[Collected data]
+ + + +

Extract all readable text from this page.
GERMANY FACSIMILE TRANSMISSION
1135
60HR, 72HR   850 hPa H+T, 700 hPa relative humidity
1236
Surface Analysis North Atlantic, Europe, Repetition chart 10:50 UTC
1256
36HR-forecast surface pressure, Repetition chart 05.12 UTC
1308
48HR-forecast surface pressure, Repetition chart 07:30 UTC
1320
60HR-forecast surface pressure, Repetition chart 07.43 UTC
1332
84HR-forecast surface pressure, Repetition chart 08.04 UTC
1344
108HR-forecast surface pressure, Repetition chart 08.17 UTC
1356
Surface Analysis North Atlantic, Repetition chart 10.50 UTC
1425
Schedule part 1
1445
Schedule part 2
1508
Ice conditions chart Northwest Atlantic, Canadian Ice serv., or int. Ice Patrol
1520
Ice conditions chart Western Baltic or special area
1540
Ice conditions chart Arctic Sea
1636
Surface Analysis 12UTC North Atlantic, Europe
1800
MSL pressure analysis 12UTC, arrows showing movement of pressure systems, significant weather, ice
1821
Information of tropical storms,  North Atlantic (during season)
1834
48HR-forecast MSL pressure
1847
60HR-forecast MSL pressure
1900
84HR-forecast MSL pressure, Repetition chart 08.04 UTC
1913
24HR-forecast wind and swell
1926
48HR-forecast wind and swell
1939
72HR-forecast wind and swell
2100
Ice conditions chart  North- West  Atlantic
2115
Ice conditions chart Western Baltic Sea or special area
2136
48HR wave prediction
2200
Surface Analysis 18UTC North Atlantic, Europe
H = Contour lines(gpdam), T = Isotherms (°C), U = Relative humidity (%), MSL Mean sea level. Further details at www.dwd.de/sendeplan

+ + + +

__Short exercise__:
Write out every line of the entries that holds the word "humidity".

__Response__:
60HR, 72HR   850 hPa H+T, 700 hPa relative humidity
H = Contour lines(gpdam), T = Isotherms (°C), U = Relative humidity (%), MSL Mean sea level. Further details at www.dwd.de/sendeplan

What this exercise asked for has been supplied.